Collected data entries
========================================
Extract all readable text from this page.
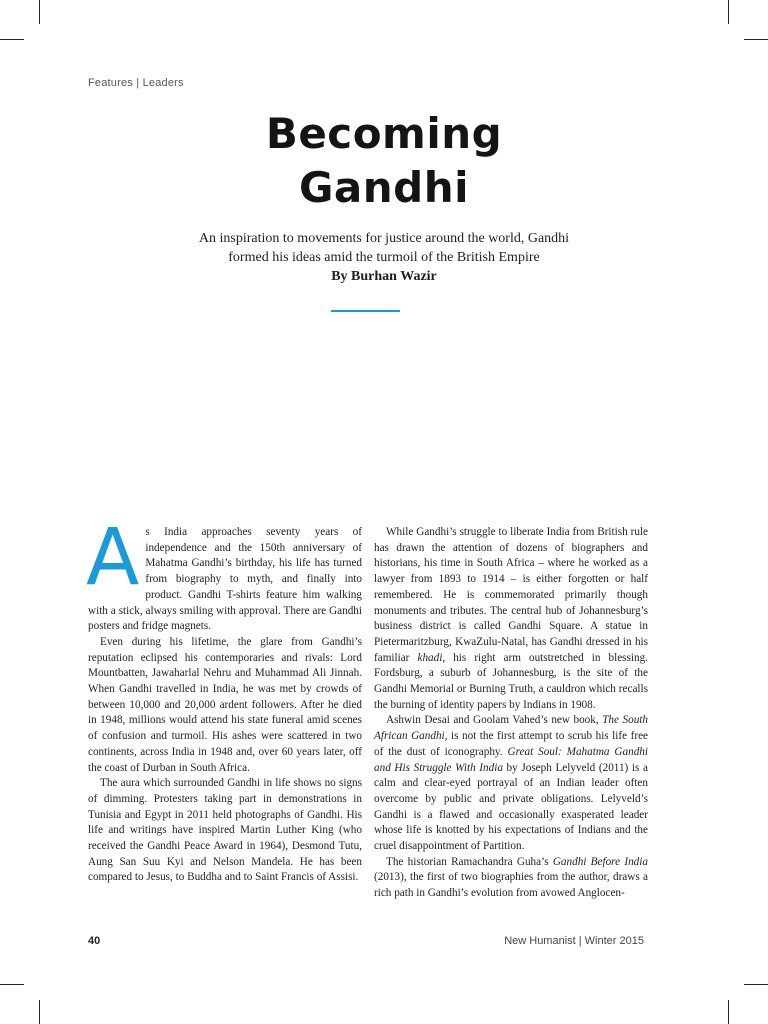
Features | Leaders
Becoming
Gandhi
An inspiration to movements for justice around the world, Gandhi formed his ideas amid the turmoil of the British Empire
By Burhan Wazir

As India approaches seventy years of independence and the 150th anniversary of Mahatma Gandhi’s birthday, his life has turned from biography to myth, and finally into product. Gandhi T-shirts feature him walking with a stick, always smiling with approval. There are Gandhi posters and fridge magnets.

Even during his lifetime, the glare from Gandhi’s reputation eclipsed his contemporaries and rivals: Lord Mountbatten, Jawaharlal Nehru and Muhammad Ali Jinnah. When Gandhi travelled in India, he was met by crowds of between 10,000 and 20,000 ardent followers. After he died in 1948, millions would attend his state funeral amid scenes of confusion and turmoil. His ashes were scattered in two continents, across India in 1948 and, over 60 years later, off the coast of Durban in South Africa.

The aura which surrounded Gandhi in life shows no signs of dimming. Protesters taking part in demonstrations in Tunisia and Egypt in 2011 held photographs of Gandhi. His life and writings have inspired Martin Luther King (who received the Gandhi Peace Award in 1964), Desmond Tutu, Aung San Suu Kyi and Nelson Mandela. He has been compared to Jesus, to Buddha and to Saint Francis of Assisi.

While Gandhi’s struggle to liberate India from British rule has drawn the attention of dozens of biographers and historians, his time in South Africa – where he worked as a lawyer from 1893 to 1914 – is either forgotten or half remembered. He is commemorated primarily though monuments and tributes. The central hub of Johannesburg’s business district is called Gandhi Square. A statue in Pietermaritzburg, KwaZulu-Natal, has Gandhi dressed in his familiar khadi, his right arm outstretched in blessing. Fordsburg, a suburb of Johannesburg, is the site of the Gandhi Memorial or Burning Truth, a cauldron which recalls the burning of identity papers by Indians in 1908.

Ashwin Desai and Goolam Vahed’s new book, The South African Gandhi, is not the first attempt to scrub his life free of the dust of iconography. Great Soul: Mahatma Gandhi and His Struggle With India by Joseph Lelyveld (2011) is a calm and clear-eyed portrayal of an Indian leader often overcome by public and private obligations. Lelyveld’s Gandhi is a flawed and occasionally exasperated leader whose life is knotted by his expectations of Indians and the cruel disappointment of Partition.

The historian Ramachandra Guha’s Gandhi Before India (2013), the first of two biographies from the author, draws a rich path in Gandhi’s evolution from avowed Anglocen-

40	New Humanist | Winter 2015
========================================
_PROBLEM REQUIREMENTS_: The answer is one number: how many lines of the material above contain "amid".

_ANSWER TO THIS TASK_: 2